**WRITTEN PROBLEM:** Reproduce the data exactly and drop any pictures it holds.

**DATA EXCERPTS:**
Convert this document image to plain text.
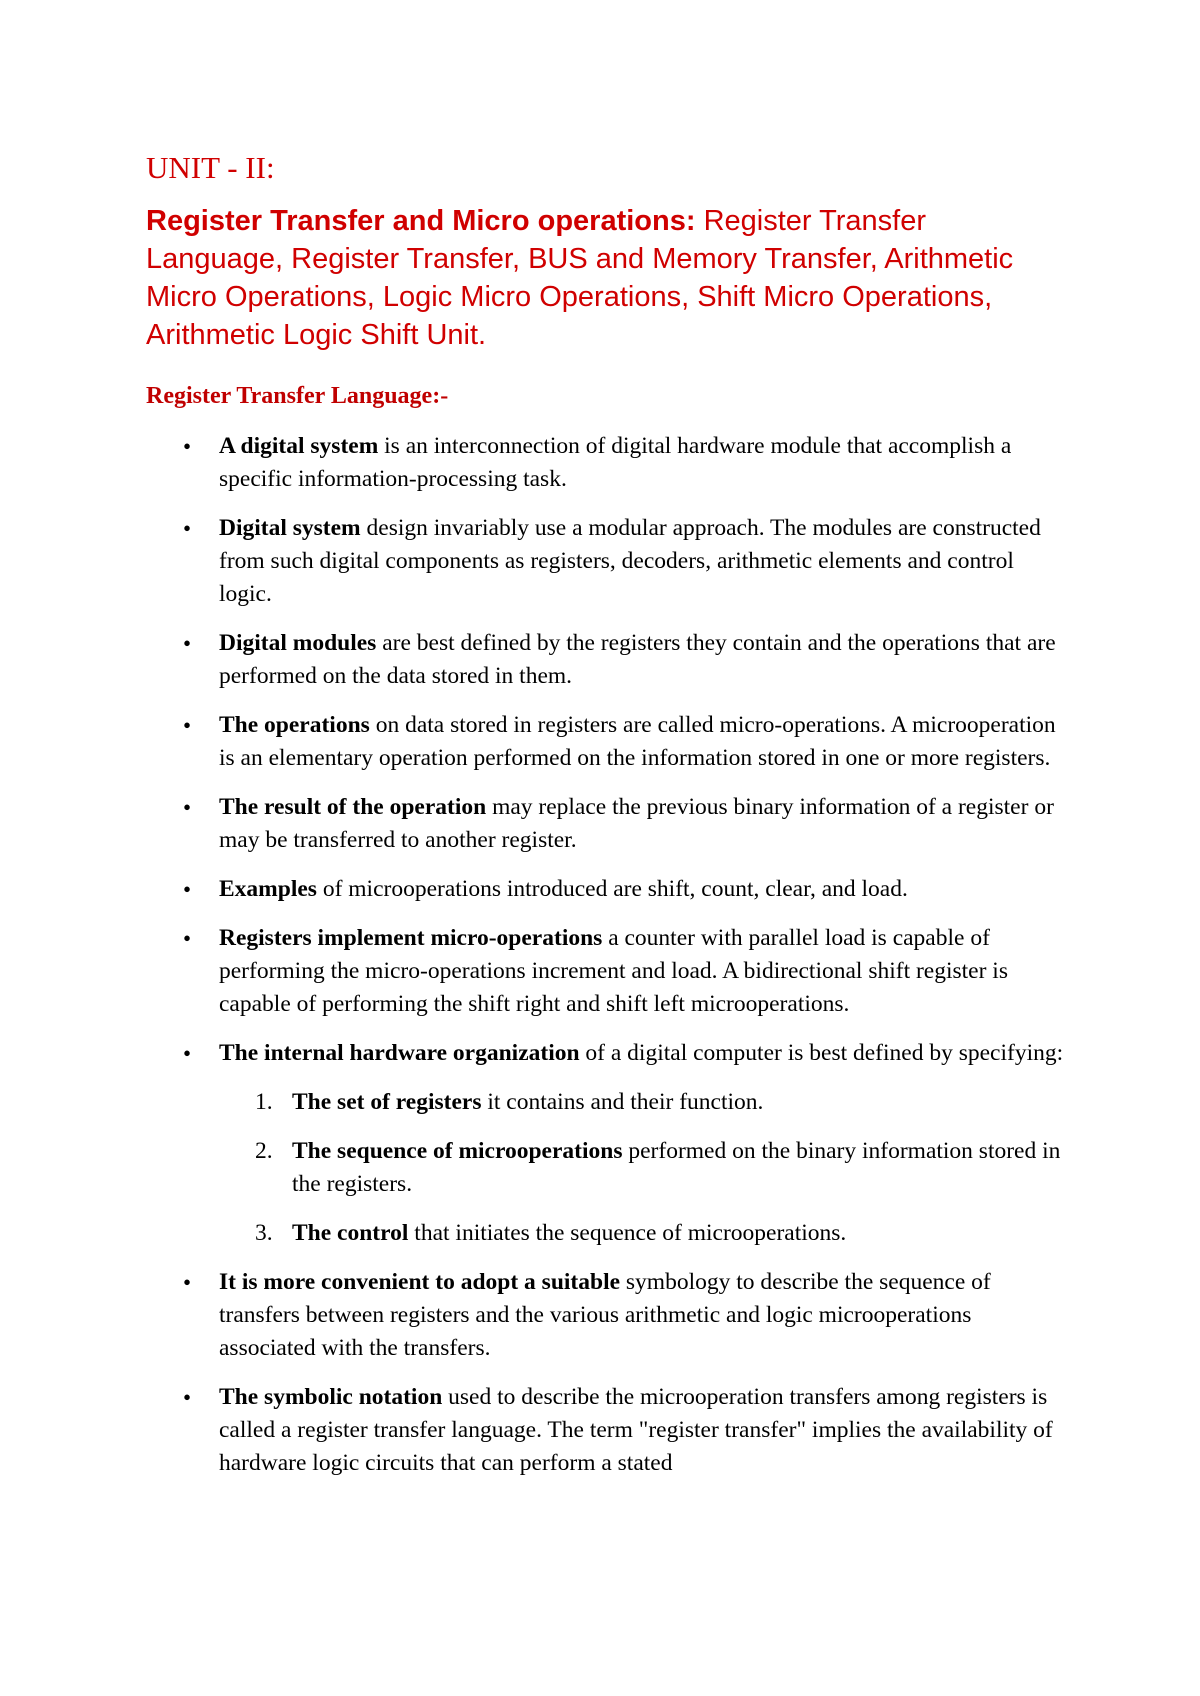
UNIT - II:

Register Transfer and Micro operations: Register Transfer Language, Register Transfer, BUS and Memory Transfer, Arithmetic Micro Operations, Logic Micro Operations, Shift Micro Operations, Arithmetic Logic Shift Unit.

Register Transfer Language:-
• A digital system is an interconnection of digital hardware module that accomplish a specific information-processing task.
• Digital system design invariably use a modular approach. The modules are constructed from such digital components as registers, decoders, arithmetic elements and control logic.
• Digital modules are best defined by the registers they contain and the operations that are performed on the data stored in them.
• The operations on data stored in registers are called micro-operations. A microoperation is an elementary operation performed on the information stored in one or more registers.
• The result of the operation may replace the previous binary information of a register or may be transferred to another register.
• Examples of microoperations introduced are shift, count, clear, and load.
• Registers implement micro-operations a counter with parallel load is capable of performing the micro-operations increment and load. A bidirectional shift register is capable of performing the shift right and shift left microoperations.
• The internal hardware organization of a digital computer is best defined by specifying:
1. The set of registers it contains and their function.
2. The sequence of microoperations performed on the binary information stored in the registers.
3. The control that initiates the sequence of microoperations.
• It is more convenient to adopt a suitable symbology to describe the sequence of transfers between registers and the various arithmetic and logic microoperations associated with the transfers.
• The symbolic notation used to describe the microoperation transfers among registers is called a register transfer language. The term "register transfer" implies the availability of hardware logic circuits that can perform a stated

**REPLY TO THE EXERCISE:**
Convert this document image to plain text.
UNIT - II:

Register Transfer and Micro operations: Register Transfer Language, Register Transfer, BUS and Memory Transfer, Arithmetic Micro Operations, Logic Micro Operations, Shift Micro Operations, Arithmetic Logic Shift Unit.

Register Transfer Language:-
• A digital system is an interconnection of digital hardware module that accomplish a specific information-processing task.
• Digital system design invariably use a modular approach. The modules are constructed from such digital components as registers, decoders, arithmetic elements and control logic.
• Digital modules are best defined by the registers they contain and the operations that are performed on the data stored in them.
• The operations on data stored in registers are called micro-operations. A microoperation is an elementary operation performed on the information stored in one or more registers.
• The result of the operation may replace the previous binary information of a register or may be transferred to another register.
• Examples of microoperations introduced are shift, count, clear, and load.
• Registers implement micro-operations a counter with parallel load is capable of performing the micro-operations increment and load. A bidirectional shift register is capable of performing the shift right and shift left microoperations.
• The internal hardware organization of a digital computer is best defined by specifying:
1. The set of registers it contains and their function.
2. The sequence of microoperations performed on the binary information stored in the registers.
3. The control that initiates the sequence of microoperations.
• It is more convenient to adopt a suitable symbology to describe the sequence of transfers between registers and the various arithmetic and logic microoperations associated with the transfers.
• The symbolic notation used to describe the microoperation transfers among registers is called a register transfer language. The term "register transfer" implies the availability of hardware logic circuits that can perform a stated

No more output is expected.